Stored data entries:
┌──

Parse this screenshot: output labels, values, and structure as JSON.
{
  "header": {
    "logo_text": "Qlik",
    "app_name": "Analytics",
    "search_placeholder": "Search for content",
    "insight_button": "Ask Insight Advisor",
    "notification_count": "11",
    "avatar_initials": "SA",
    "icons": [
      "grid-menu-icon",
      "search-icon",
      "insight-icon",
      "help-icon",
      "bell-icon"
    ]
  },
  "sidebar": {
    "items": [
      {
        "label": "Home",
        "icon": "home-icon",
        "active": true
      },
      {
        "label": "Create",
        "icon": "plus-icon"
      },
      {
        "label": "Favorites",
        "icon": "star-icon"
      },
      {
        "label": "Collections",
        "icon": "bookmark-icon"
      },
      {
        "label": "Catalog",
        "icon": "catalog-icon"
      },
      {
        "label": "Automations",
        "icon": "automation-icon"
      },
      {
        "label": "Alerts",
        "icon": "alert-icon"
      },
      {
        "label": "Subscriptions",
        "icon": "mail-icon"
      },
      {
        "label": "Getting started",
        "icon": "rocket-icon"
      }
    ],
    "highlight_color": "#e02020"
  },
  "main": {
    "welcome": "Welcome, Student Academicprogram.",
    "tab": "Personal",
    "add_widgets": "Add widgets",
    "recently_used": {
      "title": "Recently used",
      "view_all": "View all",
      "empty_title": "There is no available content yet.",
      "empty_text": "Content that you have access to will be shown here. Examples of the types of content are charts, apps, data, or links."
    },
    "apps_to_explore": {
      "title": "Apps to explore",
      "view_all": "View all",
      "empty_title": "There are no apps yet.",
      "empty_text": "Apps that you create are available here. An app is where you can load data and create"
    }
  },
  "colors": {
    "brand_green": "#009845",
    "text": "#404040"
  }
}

└──

▶ [Written exercise]: Copy every line verbatim.

▶ [Solution to this problem]:
Parse this screenshot: output labels, values, and structure as JSON.
{
  "header": {
    "logo_text": "Qlik",
    "app_name": "Analytics",
    "search_placeholder": "Search for content",
    "insight_button": "Ask Insight Advisor",
    "notification_count": "11",
    "avatar_initials": "SA",
    "icons": [
      "grid-menu-icon",
      "search-icon",
      "insight-icon",
      "help-icon",
      "bell-icon"
    ]
  },
  "sidebar": {
    "items": [
      {
        "label": "Home",
        "icon": "home-icon",
        "active": true
      },
      {
        "label": "Create",
        "icon": "plus-icon"
      },
      {
        "label": "Favorites",
        "icon": "star-icon"
      },
      {
        "label": "Collections",
        "icon": "bookmark-icon"
      },
      {
        "label": "Catalog",
        "icon": "catalog-icon"
      },
      {
        "label": "Automations",
        "icon": "automation-icon"
      },
      {
        "label": "Alerts",
        "icon": "alert-icon"
      },
      {
        "label": "Subscriptions",
        "icon": "mail-icon"
      },
      {
        "label": "Getting started",
        "icon": "rocket-icon"
      }
    ],
    "highlight_color": "#e02020"
  },
  "main": {
    "welcome": "Welcome, Student Academicprogram.",
    "tab": "Personal",
    "add_widgets": "Add widgets",
    "recently_used": {
      "title": "Recently used",
      "view_all": "View all",
      "empty_title": "There is no available content yet.",
      "empty_text": "Content that you have access to will be shown here. Examples of the types of content are charts, apps, data, or links."
    },
    "apps_to_explore": {
      "title": "Apps to explore",
      "view_all": "View all",
      "empty_title": "There are no apps yet.",
      "empty_text": "Apps that you create are available here. An app is where you can load data and create"
    }
  },
  "colors": {
    "brand_green": "#009845",
    "text": "#404040"
  }
}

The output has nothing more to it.